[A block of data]
-- -- --
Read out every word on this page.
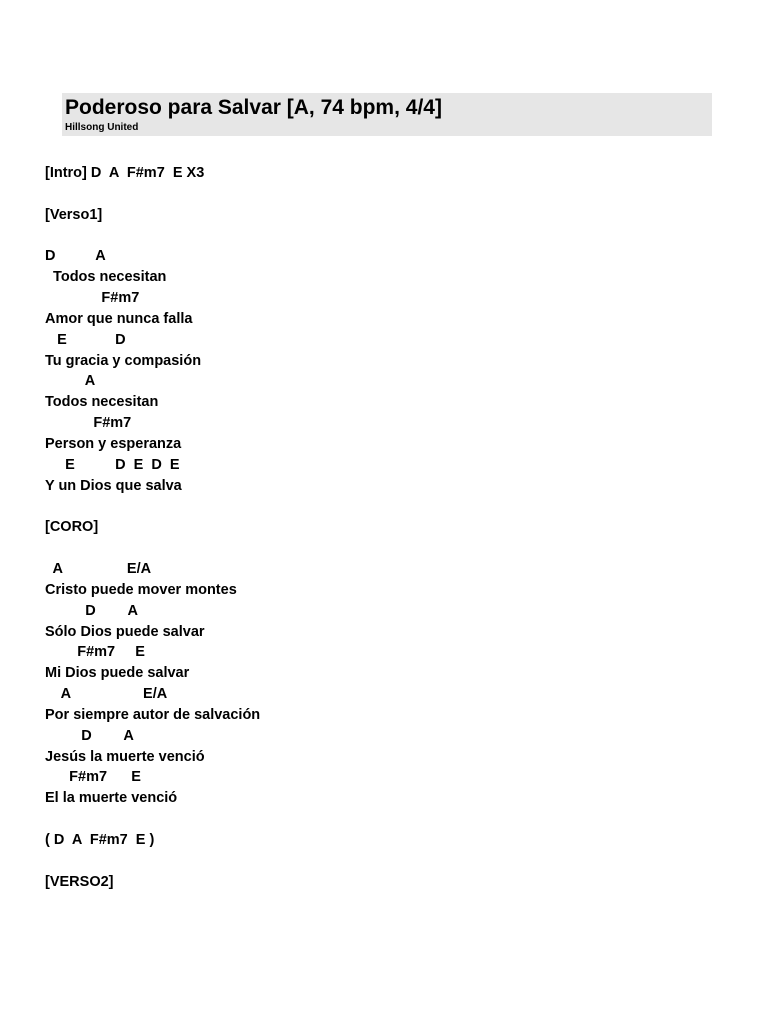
Poderoso para Salvar [A, 74 bpm, 4/4]
Hillsong United
[Intro] D  A  F#m7  E X3
[Verso1]
D          A
Todos necesitan
F#m7
Amor que nunca falla
E            D
Tu gracia y compasión
A
Todos necesitan
F#m7
Person y esperanza
E          D  E  D  E
Y un Dios que salva
[CORO]
A                E/A
Cristo puede mover montes
D        A
Sólo Dios puede salvar
F#m7     E
Mi Dios puede salvar
A                  E/A
Por siempre autor de salvación
D        A
Jesús la muerte venció
F#m7      E
El la muerte venció
( D  A  F#m7  E )
[VERSO2]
-- -- --
▶ _What you need to do_: Exactly reproduce the entries above, minus the pictures.

▶ _Finished task_:
Read out every word on this page.
Poderoso para Salvar [A, 74 bpm, 4/4]
Hillsong United
[Intro] D  A  F#m7  E X3
[Verso1]
D          A
Todos necesitan
F#m7
Amor que nunca falla
E            D
Tu gracia y compasión
A
Todos necesitan
F#m7
Person y esperanza
E          D  E  D  E
Y un Dios que salva
[CORO]
A                E/A
Cristo puede mover montes
D        A
Sólo Dios puede salvar
F#m7     E
Mi Dios puede salvar
A                  E/A
Por siempre autor de salvación
D        A
Jesús la muerte venció
F#m7      E
El la muerte venció
( D  A  F#m7  E )
[VERSO2]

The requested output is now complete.